▸ **ЗАДАЧИ ДЛЯ РЕШЕНИЯ**:
1 – Переведите на английский язык предложение из исходного текста: «Обычно, чтобы услышать голос психики, сначала требуется, чтобы нас сбили с ног и заставили слушать».
2 – Выведите без изменений фрагмент исходного текста от слов «Вспомните, что вопрос» до слов «на оба вопроса.» включительно.

▸ **ИСХОДНЫЙ ТЕКСТ**:
◇ ◇ ◇ ◇

Ложная самость, которую мы были вынуждены создать в ответ на требования семейного и культурного окружения, заставляет нас терзаться от непрекращающегося ощущения неправильности, тем более что через сновидения, интуицию и различные симптомы до нас постоянно пытается достучаться нечто, чего мы не понимаем, но что имеет колоссальное значение.
Как-то один молодой студент-раввин спросил своих учителей, почему в нынешние времена Бог не является так ярко и масштабно, как это было с Моисеем и Авраамом. Ему ответили, что мы не склоняемся достаточно низко, чтобы услышать голос Бога. Обычно, чтобы услышать голос психики, сначала требуется, чтобы нас сбили с ног и заставили слушать. Хорошо бы всё обстояло иначе, но так не бывает. Все наши попытки неизменно терпят поражение.
Вспомните, что вопрос первой половины жизни звучит следующим образом: «Чего хочет от меня мир и могу ли я удовлетворить его требования, невзирая на собственные страх и бессилие?» Вопрос же второй половины жизни звучит так: «Чего хочет от меня моя психика (душа)?» Полноценная жизнь требует, чтобы мы страдали и боролись за то, чтобы найти в себе ответ на оба вопроса.

◇ ◇ ◇ ◇

▸ **ПРЕДОСТАВЛЕННЫЕ ДАННЫЕ**:
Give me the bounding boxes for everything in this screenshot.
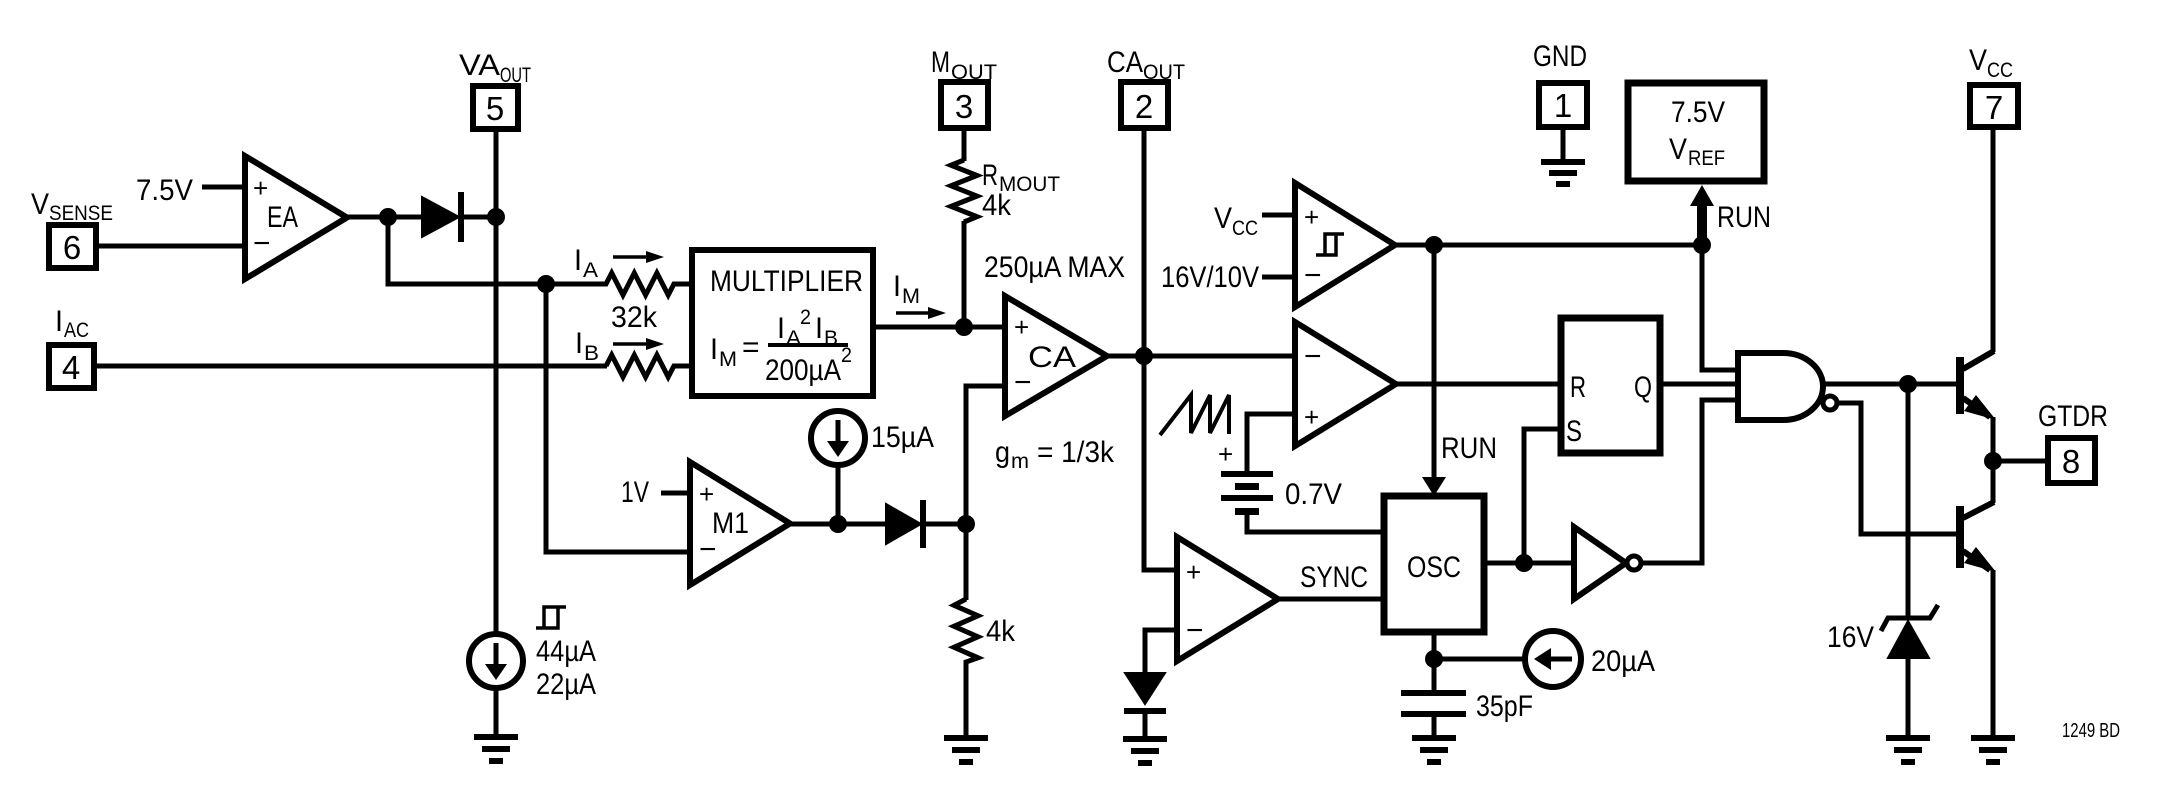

◇ ◇ ◇ ◇

▸ **ОТВЕТЫ ПО ЗАДАЧАМ**:
1 – Usually, in order to hear the voice of the psyche, we first have to be knocked off our feet and made to listen.

2 –
Вспомните, что вопрос первой половины жизни звучит следующим образом: «Чего хочет от меня мир и могу ли я удовлетворить его требования, невзирая на собственные страх и бессилие?» Вопрос же второй половины жизни звучит так: «Чего хочет от меня моя психика (душа)?» Полноценная жизнь требует, чтобы мы страдали и боролись за то, чтобы найти в себе ответ на оба вопроса.